## WHAT TO WORK ON
Return each line of the material verbatim.
======== SUPPLIED MATERIAL ========
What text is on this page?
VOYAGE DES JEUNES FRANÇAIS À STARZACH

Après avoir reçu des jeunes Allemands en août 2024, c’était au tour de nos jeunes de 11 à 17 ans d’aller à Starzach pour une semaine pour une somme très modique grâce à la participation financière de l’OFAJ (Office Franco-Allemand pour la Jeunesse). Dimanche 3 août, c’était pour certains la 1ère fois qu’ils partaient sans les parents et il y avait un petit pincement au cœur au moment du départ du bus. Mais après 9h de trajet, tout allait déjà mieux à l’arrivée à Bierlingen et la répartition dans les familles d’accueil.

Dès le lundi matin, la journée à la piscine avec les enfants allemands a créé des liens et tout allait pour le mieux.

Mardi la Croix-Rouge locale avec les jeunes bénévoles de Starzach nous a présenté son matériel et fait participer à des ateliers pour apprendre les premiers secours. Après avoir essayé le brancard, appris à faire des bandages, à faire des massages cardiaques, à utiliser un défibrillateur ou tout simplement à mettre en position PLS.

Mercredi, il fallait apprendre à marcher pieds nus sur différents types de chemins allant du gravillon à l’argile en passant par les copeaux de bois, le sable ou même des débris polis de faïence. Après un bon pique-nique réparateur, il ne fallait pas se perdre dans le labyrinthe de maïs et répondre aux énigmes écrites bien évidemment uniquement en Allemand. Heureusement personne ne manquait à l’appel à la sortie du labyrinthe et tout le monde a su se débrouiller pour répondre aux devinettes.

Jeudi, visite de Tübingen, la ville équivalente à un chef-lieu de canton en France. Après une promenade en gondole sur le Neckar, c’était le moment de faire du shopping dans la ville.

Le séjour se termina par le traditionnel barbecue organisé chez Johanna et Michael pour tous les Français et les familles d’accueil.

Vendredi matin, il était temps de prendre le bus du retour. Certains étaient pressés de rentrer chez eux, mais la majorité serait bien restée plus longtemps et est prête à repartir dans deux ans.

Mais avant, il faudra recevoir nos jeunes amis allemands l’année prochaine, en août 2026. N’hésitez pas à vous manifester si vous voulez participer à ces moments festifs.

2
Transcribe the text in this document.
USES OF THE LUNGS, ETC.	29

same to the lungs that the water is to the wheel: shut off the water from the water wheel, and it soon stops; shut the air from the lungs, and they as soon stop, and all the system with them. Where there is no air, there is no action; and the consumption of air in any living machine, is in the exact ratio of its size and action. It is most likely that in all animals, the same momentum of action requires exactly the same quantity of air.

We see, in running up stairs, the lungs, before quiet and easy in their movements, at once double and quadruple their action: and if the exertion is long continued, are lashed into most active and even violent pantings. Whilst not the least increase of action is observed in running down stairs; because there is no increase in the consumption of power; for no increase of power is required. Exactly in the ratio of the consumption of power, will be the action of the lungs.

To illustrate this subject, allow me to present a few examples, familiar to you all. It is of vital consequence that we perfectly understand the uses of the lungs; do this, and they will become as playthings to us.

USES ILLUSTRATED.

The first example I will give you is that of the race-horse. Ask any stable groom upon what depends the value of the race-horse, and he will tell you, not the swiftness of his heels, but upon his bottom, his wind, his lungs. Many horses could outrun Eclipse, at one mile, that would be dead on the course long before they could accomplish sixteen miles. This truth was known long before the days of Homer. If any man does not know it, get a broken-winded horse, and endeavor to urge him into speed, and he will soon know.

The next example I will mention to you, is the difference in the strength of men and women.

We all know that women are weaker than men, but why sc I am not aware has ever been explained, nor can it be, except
========
## WORKED SOLUTION
What text is on this page?
VOYAGE DES JEUNES FRANÇAIS À STARZACH

Après avoir reçu des jeunes Allemands en août 2024, c’était au tour de nos jeunes de 11 à 17 ans d’aller à Starzach pour une semaine pour une somme très modique grâce à la participation financière de l’OFAJ (Office Franco-Allemand pour la Jeunesse). Dimanche 3 août, c’était pour certains la 1ère fois qu’ils partaient sans les parents et il y avait un petit pincement au cœur au moment du départ du bus. Mais après 9h de trajet, tout allait déjà mieux à l’arrivée à Bierlingen et la répartition dans les familles d’accueil.

Dès le lundi matin, la journée à la piscine avec les enfants allemands a créé des liens et tout allait pour le mieux.

Mardi la Croix-Rouge locale avec les jeunes bénévoles de Starzach nous a présenté son matériel et fait participer à des ateliers pour apprendre les premiers secours. Après avoir essayé le brancard, appris à faire des bandages, à faire des massages cardiaques, à utiliser un défibrillateur ou tout simplement à mettre en position PLS.

Mercredi, il fallait apprendre à marcher pieds nus sur différents types de chemins allant du gravillon à l’argile en passant par les copeaux de bois, le sable ou même des débris polis de faïence. Après un bon pique-nique réparateur, il ne fallait pas se perdre dans le labyrinthe de maïs et répondre aux énigmes écrites bien évidemment uniquement en Allemand. Heureusement personne ne manquait à l’appel à la sortie du labyrinthe et tout le monde a su se débrouiller pour répondre aux devinettes.

Jeudi, visite de Tübingen, la ville équivalente à un chef-lieu de canton en France. Après une promenade en gondole sur le Neckar, c’était le moment de faire du shopping dans la ville.

Le séjour se termina par le traditionnel barbecue organisé chez Johanna et Michael pour tous les Français et les familles d’accueil.

Vendredi matin, il était temps de prendre le bus du retour. Certains étaient pressés de rentrer chez eux, mais la majorité serait bien restée plus longtemps et est prête à repartir dans deux ans.

Mais avant, il faudra recevoir nos jeunes amis allemands l’année prochaine, en août 2026. N’hésitez pas à vous manifester si vous voulez participer à ces moments festifs.

2
Transcribe the text in this document.
USES OF THE LUNGS, ETC.	29

same to the lungs that the water is to the wheel: shut off the water from the water wheel, and it soon stops; shut the air from the lungs, and they as soon stop, and all the system with them. Where there is no air, there is no action; and the consumption of air in any living machine, is in the exact ratio of its size and action. It is most likely that in all animals, the same momentum of action requires exactly the same quantity of air.

We see, in running up stairs, the lungs, before quiet and easy in their movements, at once double and quadruple their action: and if the exertion is long continued, are lashed into most active and even violent pantings. Whilst not the least increase of action is observed in running down stairs; because there is no increase in the consumption of power; for no increase of power is required. Exactly in the ratio of the consumption of power, will be the action of the lungs.

To illustrate this subject, allow me to present a few examples, familiar to you all. It is of vital consequence that we perfectly understand the uses of the lungs; do this, and they will become as playthings to us.

USES ILLUSTRATED.

The first example I will give you is that of the race-horse. Ask any stable groom upon what depends the value of the race-horse, and he will tell you, not the swiftness of his heels, but upon his bottom, his wind, his lungs. Many horses could outrun Eclipse, at one mile, that would be dead on the course long before they could accomplish sixteen miles. This truth was known long before the days of Homer. If any man does not know it, get a broken-winded horse, and endeavor to urge him into speed, and he will soon know.

The next example I will mention to you, is the difference in the strength of men and women.

We all know that women are weaker than men, but why sc I am not aware has ever been explained, nor can it be, except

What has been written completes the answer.